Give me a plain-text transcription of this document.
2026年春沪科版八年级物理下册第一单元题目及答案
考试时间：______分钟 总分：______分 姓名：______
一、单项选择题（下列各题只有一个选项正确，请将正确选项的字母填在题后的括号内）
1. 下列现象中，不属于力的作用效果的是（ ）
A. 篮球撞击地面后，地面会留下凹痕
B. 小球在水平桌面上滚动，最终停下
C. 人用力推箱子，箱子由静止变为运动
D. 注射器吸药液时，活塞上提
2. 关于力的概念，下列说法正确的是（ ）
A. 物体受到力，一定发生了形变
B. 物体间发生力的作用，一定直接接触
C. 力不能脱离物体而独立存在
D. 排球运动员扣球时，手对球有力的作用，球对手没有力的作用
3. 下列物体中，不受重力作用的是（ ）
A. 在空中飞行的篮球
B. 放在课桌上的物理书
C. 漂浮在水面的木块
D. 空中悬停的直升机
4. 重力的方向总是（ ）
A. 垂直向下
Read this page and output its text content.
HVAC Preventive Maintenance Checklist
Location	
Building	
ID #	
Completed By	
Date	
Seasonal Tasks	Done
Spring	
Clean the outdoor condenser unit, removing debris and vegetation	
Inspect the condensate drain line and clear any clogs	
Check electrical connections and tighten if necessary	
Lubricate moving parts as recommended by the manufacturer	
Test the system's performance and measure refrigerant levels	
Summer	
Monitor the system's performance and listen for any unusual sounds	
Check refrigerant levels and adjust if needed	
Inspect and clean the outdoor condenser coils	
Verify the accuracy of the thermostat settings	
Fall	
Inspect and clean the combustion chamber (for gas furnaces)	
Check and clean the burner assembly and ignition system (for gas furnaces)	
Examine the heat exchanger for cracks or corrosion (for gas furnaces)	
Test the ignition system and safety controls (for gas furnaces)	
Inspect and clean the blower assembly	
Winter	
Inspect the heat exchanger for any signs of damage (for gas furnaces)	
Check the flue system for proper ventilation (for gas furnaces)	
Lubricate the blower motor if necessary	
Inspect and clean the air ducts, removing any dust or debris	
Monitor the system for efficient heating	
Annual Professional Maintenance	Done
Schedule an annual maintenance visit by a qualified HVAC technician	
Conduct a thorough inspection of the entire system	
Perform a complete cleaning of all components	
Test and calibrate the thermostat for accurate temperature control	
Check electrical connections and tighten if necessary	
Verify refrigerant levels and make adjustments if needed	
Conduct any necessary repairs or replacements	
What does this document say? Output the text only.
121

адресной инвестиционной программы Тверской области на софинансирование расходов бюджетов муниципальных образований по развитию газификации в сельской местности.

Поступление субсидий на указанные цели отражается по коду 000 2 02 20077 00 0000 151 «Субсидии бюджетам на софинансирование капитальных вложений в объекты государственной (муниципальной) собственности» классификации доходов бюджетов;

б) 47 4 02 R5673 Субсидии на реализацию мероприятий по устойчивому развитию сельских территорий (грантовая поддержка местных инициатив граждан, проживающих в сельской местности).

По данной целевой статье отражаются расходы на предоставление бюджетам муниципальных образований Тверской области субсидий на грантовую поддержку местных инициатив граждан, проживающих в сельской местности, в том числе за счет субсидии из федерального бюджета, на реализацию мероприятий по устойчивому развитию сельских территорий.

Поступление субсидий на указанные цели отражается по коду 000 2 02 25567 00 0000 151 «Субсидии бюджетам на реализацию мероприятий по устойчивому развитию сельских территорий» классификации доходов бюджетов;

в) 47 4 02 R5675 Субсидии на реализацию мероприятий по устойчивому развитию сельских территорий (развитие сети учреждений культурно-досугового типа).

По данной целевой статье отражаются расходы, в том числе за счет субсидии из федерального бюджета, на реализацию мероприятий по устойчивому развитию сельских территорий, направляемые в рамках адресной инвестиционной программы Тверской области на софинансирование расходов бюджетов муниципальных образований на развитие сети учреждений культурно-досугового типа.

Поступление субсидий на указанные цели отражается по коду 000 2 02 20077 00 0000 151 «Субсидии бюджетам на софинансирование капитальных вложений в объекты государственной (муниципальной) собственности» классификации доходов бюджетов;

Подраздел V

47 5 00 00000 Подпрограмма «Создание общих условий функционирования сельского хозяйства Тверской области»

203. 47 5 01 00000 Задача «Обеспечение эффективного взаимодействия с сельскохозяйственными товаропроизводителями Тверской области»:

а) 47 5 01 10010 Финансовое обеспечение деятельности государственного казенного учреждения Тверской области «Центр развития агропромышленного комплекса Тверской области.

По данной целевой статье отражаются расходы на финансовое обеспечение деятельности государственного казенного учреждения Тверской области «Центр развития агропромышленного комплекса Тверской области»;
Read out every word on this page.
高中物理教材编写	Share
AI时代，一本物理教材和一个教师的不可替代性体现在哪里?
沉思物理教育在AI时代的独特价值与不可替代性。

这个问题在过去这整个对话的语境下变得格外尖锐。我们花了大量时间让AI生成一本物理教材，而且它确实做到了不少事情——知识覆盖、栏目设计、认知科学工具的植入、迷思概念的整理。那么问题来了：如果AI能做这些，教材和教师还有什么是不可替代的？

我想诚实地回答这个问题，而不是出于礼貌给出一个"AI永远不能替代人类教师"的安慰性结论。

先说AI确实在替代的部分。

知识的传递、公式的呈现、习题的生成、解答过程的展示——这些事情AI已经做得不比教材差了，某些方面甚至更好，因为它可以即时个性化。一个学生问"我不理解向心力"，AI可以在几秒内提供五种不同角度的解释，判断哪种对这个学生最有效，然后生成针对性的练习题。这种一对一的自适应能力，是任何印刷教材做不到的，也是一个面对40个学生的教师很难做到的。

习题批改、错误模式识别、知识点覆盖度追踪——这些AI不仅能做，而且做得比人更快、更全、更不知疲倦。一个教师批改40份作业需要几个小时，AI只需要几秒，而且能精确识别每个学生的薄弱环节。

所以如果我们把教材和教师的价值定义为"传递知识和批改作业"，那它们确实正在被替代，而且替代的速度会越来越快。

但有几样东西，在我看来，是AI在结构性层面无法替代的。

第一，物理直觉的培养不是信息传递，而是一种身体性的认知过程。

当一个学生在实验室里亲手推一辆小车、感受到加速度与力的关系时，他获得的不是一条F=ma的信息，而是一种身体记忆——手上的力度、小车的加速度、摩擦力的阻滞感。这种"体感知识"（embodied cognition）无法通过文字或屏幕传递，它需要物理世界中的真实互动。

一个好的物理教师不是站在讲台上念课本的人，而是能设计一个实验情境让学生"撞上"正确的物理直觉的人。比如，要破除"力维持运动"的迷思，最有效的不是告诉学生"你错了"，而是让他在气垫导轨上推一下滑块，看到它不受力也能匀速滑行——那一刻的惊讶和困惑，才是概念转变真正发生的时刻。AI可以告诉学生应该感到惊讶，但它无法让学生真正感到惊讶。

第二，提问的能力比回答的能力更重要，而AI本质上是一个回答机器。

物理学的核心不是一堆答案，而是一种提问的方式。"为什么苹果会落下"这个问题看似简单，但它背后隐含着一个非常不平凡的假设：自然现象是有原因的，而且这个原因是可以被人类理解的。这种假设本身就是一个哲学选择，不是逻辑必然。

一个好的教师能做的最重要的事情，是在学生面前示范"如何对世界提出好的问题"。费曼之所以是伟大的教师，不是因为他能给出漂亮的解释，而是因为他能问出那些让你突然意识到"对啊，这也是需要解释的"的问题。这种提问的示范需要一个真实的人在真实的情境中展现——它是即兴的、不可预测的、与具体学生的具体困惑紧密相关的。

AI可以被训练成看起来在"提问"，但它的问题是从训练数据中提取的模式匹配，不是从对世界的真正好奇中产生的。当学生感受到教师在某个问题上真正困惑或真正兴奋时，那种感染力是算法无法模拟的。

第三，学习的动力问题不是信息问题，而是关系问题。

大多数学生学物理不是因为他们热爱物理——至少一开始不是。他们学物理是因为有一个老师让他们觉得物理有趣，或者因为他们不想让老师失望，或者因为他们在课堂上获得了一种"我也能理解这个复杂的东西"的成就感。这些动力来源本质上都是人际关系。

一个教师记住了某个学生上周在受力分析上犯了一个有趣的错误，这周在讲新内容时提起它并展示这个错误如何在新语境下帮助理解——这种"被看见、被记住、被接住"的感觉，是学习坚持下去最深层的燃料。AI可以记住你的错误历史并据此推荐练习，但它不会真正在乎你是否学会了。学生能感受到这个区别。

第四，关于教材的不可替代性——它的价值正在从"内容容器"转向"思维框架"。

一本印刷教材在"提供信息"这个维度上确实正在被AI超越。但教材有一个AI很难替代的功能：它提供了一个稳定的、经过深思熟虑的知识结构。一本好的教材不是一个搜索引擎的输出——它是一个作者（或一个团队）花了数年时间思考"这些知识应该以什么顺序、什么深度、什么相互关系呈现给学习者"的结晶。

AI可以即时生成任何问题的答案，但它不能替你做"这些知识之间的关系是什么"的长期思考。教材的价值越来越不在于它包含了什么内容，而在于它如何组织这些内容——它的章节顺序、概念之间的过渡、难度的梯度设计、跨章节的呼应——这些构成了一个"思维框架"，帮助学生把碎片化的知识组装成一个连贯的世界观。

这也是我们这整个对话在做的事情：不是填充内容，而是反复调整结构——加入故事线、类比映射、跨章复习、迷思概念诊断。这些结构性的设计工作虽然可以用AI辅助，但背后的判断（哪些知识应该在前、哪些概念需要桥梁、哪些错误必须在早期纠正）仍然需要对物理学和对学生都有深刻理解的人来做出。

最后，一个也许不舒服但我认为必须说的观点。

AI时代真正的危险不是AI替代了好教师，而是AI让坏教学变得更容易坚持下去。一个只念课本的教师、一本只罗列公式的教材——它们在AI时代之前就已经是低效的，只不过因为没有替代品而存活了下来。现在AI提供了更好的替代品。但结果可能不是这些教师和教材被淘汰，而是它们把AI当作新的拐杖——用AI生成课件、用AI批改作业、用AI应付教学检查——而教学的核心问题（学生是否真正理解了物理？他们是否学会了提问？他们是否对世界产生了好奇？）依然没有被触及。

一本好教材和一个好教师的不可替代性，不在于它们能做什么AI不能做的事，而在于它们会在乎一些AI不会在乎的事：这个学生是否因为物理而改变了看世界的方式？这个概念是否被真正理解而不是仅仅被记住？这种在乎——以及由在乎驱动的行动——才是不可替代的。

▬▬▬▬▬▬

* TASK DIRECTIONS
Point out every line holding the string "text" and copy it.

* RESPONSE FOR THIS EXERCISE
Give me a plain-text transcription of this document.
Read this page and output its text content.
What does this document say? Output the text only.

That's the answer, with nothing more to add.